**Directions**
Gather up the lines that contain "emit".

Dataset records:
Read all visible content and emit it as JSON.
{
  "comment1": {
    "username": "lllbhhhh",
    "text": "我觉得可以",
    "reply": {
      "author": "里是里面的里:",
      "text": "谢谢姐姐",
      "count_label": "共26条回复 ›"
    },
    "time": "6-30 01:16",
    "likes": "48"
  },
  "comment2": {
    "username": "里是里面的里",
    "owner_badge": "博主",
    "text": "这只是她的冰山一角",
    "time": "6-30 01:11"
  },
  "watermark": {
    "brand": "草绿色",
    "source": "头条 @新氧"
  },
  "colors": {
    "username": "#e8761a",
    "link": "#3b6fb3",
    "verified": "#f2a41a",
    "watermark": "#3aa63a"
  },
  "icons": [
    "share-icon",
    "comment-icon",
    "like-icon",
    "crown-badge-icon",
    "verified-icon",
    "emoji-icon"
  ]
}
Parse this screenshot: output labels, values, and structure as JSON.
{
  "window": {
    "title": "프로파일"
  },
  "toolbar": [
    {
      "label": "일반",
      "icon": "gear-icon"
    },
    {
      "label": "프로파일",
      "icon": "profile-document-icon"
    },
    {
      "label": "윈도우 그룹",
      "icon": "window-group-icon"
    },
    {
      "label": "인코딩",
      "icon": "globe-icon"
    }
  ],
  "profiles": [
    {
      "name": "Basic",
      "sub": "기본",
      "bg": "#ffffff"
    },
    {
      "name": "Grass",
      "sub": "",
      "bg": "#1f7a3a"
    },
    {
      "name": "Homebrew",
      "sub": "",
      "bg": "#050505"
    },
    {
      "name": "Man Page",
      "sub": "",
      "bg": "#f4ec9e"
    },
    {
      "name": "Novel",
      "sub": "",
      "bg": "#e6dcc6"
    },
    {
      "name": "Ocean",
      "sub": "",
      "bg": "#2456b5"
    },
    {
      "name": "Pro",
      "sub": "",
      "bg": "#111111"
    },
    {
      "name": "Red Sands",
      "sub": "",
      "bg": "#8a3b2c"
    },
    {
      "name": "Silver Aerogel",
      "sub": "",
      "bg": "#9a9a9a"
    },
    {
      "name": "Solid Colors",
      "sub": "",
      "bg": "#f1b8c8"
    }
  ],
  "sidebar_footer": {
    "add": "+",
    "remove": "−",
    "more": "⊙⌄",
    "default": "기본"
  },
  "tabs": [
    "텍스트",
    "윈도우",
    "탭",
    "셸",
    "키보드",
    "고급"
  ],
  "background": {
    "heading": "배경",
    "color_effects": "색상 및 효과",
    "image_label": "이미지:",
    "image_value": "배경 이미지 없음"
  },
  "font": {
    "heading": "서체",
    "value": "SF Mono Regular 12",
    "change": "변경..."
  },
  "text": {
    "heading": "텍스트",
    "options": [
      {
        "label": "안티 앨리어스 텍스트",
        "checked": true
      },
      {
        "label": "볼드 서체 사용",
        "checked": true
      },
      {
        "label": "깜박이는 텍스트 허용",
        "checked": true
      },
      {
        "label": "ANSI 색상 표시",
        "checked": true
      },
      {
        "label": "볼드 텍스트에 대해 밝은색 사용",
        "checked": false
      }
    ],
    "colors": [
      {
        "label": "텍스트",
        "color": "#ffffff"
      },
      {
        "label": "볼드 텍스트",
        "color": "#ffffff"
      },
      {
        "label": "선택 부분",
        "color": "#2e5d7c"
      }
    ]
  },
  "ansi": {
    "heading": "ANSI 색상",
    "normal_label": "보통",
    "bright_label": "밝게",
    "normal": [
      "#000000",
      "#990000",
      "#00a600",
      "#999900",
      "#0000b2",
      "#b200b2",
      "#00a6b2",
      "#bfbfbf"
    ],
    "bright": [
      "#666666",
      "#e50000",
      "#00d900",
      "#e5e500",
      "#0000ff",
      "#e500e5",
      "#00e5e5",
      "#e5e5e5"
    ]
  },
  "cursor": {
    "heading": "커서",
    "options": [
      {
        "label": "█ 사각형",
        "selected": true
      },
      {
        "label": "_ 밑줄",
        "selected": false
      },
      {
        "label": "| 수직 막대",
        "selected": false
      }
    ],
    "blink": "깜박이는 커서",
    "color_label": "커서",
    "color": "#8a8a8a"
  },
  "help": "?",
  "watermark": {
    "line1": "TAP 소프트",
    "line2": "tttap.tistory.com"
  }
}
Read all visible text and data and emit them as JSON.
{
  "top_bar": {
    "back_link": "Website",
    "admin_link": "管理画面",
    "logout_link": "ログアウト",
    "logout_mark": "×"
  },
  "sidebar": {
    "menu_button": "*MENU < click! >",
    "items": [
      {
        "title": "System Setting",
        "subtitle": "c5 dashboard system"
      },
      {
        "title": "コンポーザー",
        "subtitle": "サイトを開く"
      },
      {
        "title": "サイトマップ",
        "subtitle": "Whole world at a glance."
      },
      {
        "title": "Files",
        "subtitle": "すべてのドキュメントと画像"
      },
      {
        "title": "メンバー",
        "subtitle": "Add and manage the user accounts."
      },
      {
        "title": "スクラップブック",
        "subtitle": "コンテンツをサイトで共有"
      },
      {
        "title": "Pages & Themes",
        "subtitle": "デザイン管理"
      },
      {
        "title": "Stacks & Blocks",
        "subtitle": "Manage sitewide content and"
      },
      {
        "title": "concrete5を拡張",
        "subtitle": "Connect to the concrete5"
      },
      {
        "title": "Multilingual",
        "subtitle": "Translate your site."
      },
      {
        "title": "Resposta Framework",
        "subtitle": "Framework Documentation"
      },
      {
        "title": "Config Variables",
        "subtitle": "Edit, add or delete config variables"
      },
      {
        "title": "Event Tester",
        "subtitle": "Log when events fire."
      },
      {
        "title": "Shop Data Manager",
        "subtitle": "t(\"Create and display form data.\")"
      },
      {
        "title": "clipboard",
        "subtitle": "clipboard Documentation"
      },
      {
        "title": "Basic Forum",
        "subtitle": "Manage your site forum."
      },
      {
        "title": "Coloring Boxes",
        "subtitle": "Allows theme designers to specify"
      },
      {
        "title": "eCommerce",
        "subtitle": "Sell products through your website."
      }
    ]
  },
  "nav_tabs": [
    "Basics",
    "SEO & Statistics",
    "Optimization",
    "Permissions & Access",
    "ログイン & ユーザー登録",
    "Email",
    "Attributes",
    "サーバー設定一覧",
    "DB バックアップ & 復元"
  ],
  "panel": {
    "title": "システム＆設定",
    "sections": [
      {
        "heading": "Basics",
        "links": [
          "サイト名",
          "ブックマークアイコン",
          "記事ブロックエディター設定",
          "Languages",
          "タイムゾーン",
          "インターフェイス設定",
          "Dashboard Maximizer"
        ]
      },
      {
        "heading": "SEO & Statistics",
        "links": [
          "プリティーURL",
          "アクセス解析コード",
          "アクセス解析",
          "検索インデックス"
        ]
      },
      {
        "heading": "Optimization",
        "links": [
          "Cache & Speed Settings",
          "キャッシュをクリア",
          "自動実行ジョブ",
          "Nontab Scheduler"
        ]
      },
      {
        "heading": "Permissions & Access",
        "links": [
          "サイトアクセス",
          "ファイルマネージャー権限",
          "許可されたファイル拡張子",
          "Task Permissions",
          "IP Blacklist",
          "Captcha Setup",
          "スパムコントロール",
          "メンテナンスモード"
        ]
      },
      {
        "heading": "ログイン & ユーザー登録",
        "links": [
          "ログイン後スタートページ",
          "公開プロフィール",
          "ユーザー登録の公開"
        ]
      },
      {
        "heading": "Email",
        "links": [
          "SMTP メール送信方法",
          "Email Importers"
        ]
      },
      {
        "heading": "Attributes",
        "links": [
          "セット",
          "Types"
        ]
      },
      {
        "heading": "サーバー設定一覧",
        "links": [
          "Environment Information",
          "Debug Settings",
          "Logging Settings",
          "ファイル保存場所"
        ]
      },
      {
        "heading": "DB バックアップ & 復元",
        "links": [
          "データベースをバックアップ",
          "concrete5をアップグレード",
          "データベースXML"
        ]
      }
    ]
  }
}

**Reply to the task**
Read all visible content and emit it as JSON.
Read all visible text and data and emit them as JSON.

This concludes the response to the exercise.